#### DATASET EXCERPTS
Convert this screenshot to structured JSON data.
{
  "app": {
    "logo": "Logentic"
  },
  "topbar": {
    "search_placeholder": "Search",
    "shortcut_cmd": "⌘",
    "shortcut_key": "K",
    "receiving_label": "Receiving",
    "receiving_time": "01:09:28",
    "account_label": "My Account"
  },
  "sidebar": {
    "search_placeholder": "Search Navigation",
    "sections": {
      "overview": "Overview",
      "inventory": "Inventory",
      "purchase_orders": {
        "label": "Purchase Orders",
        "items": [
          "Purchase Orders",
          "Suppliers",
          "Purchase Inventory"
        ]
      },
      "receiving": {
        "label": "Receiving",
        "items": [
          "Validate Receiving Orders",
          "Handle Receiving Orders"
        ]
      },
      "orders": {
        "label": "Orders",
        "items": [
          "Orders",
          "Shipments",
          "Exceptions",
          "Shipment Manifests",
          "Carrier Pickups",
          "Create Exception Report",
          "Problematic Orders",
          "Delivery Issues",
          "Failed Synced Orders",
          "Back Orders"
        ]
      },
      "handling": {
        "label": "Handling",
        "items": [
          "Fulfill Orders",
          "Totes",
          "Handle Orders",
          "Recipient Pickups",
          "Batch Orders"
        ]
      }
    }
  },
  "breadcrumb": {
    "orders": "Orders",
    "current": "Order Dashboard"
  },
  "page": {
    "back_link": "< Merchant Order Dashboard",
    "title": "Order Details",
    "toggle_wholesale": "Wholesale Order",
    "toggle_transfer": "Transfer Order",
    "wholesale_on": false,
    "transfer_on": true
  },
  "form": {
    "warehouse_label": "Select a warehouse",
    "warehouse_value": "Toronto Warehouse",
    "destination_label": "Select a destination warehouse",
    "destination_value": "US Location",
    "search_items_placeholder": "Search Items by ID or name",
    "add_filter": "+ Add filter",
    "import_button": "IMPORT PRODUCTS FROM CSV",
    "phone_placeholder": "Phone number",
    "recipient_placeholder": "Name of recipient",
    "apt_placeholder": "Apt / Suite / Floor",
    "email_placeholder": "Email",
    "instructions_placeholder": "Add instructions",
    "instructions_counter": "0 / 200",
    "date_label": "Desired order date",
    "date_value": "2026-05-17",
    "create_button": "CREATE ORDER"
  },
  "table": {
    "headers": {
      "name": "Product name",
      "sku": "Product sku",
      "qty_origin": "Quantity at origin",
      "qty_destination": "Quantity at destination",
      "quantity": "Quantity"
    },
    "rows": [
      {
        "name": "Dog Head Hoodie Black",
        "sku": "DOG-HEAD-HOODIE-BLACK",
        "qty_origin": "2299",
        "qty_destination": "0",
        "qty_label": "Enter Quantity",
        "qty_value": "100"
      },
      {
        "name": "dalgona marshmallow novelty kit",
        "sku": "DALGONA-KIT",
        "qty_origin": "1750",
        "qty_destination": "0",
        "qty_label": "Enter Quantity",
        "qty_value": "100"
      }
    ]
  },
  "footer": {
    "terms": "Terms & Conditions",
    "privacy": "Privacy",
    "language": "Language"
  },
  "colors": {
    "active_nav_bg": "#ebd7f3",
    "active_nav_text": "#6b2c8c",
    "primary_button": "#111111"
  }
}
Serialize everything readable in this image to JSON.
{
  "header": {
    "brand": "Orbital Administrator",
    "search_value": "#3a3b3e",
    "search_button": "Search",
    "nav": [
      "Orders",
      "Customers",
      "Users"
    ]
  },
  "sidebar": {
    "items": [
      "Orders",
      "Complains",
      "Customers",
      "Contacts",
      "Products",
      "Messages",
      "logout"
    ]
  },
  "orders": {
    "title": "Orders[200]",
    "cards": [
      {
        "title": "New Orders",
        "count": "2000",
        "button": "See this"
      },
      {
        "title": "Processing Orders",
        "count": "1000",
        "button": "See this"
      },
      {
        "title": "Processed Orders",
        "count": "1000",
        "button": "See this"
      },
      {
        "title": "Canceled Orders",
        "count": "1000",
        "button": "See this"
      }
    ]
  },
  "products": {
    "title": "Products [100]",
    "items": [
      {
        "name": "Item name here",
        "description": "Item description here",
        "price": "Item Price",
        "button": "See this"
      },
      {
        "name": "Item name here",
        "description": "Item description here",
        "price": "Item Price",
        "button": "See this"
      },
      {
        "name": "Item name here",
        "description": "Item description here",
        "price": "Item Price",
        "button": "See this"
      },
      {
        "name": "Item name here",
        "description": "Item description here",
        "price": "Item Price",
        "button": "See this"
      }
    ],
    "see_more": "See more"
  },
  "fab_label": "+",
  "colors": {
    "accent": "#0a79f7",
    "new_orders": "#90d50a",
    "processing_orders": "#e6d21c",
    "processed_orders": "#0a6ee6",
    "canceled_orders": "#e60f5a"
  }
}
########
§ **TASK GOAL**
Using the entries above, please restate each one word for word.

§ **RESPONSE TO THIS EXERCISE**
Convert this screenshot to structured JSON data.
{
  "app": {
    "logo": "Logentic"
  },
  "topbar": {
    "search_placeholder": "Search",
    "shortcut_cmd": "⌘",
    "shortcut_key": "K",
    "receiving_label": "Receiving",
    "receiving_time": "01:09:28",
    "account_label": "My Account"
  },
  "sidebar": {
    "search_placeholder": "Search Navigation",
    "sections": {
      "overview": "Overview",
      "inventory": "Inventory",
      "purchase_orders": {
        "label": "Purchase Orders",
        "items": [
          "Purchase Orders",
          "Suppliers",
          "Purchase Inventory"
        ]
      },
      "receiving": {
        "label": "Receiving",
        "items": [
          "Validate Receiving Orders",
          "Handle Receiving Orders"
        ]
      },
      "orders": {
        "label": "Orders",
        "items": [
          "Orders",
          "Shipments",
          "Exceptions",
          "Shipment Manifests",
          "Carrier Pickups",
          "Create Exception Report",
          "Problematic Orders",
          "Delivery Issues",
          "Failed Synced Orders",
          "Back Orders"
        ]
      },
      "handling": {
        "label": "Handling",
        "items": [
          "Fulfill Orders",
          "Totes",
          "Handle Orders",
          "Recipient Pickups",
          "Batch Orders"
        ]
      }
    }
  },
  "breadcrumb": {
    "orders": "Orders",
    "current": "Order Dashboard"
  },
  "page": {
    "back_link": "< Merchant Order Dashboard",
    "title": "Order Details",
    "toggle_wholesale": "Wholesale Order",
    "toggle_transfer": "Transfer Order",
    "wholesale_on": false,
    "transfer_on": true
  },
  "form": {
    "warehouse_label": "Select a warehouse",
    "warehouse_value": "Toronto Warehouse",
    "destination_label": "Select a destination warehouse",
    "destination_value": "US Location",
    "search_items_placeholder": "Search Items by ID or name",
    "add_filter": "+ Add filter",
    "import_button": "IMPORT PRODUCTS FROM CSV",
    "phone_placeholder": "Phone number",
    "recipient_placeholder": "Name of recipient",
    "apt_placeholder": "Apt / Suite / Floor",
    "email_placeholder": "Email",
    "instructions_placeholder": "Add instructions",
    "instructions_counter": "0 / 200",
    "date_label": "Desired order date",
    "date_value": "2026-05-17",
    "create_button": "CREATE ORDER"
  },
  "table": {
    "headers": {
      "name": "Product name",
      "sku": "Product sku",
      "qty_origin": "Quantity at origin",
      "qty_destination": "Quantity at destination",
      "quantity": "Quantity"
    },
    "rows": [
      {
        "name": "Dog Head Hoodie Black",
        "sku": "DOG-HEAD-HOODIE-BLACK",
        "qty_origin": "2299",
        "qty_destination": "0",
        "qty_label": "Enter Quantity",
        "qty_value": "100"
      },
      {
        "name": "dalgona marshmallow novelty kit",
        "sku": "DALGONA-KIT",
        "qty_origin": "1750",
        "qty_destination": "0",
        "qty_label": "Enter Quantity",
        "qty_value": "100"
      }
    ]
  },
  "footer": {
    "terms": "Terms & Conditions",
    "privacy": "Privacy",
    "language": "Language"
  },
  "colors": {
    "active_nav_bg": "#ebd7f3",
    "active_nav_text": "#6b2c8c",
    "primary_button": "#111111"
  }
}
Serialize everything readable in this image to JSON.
{
  "header": {
    "brand": "Orbital Administrator",
    "search_value": "#3a3b3e",
    "search_button": "Search",
    "nav": [
      "Orders",
      "Customers",
      "Users"
    ]
  },
  "sidebar": {
    "items": [
      "Orders",
      "Complains",
      "Customers",
      "Contacts",
      "Products",
      "Messages",
      "logout"
    ]
  },
  "orders": {
    "title": "Orders[200]",
    "cards": [
      {
        "title": "New Orders",
        "count": "2000",
        "button": "See this"
      },
      {
        "title": "Processing Orders",
        "count": "1000",
        "button": "See this"
      },
      {
        "title": "Processed Orders",
        "count": "1000",
        "button": "See this"
      },
      {
        "title": "Canceled Orders",
        "count": "1000",
        "button": "See this"
      }
    ]
  },
  "products": {
    "title": "Products [100]",
    "items": [
      {
        "name": "Item name here",
        "description": "Item description here",
        "price": "Item Price",
        "button": "See this"
      },
      {
        "name": "Item name here",
        "description": "Item description here",
        "price": "Item Price",
        "button": "See this"
      },
      {
        "name": "Item name here",
        "description": "Item description here",
        "price": "Item Price",
        "button": "See this"
      },
      {
        "name": "Item name here",
        "description": "Item description here",
        "price": "Item Price",
        "button": "See this"
      }
    ],
    "see_more": "See more"
  },
  "fab_label": "+",
  "colors": {
    "accent": "#0a79f7",
    "new_orders": "#90d50a",
    "processing_orders": "#e6d21c",
    "processed_orders": "#0a6ee6",
    "canceled_orders": "#e60f5a"
  }
}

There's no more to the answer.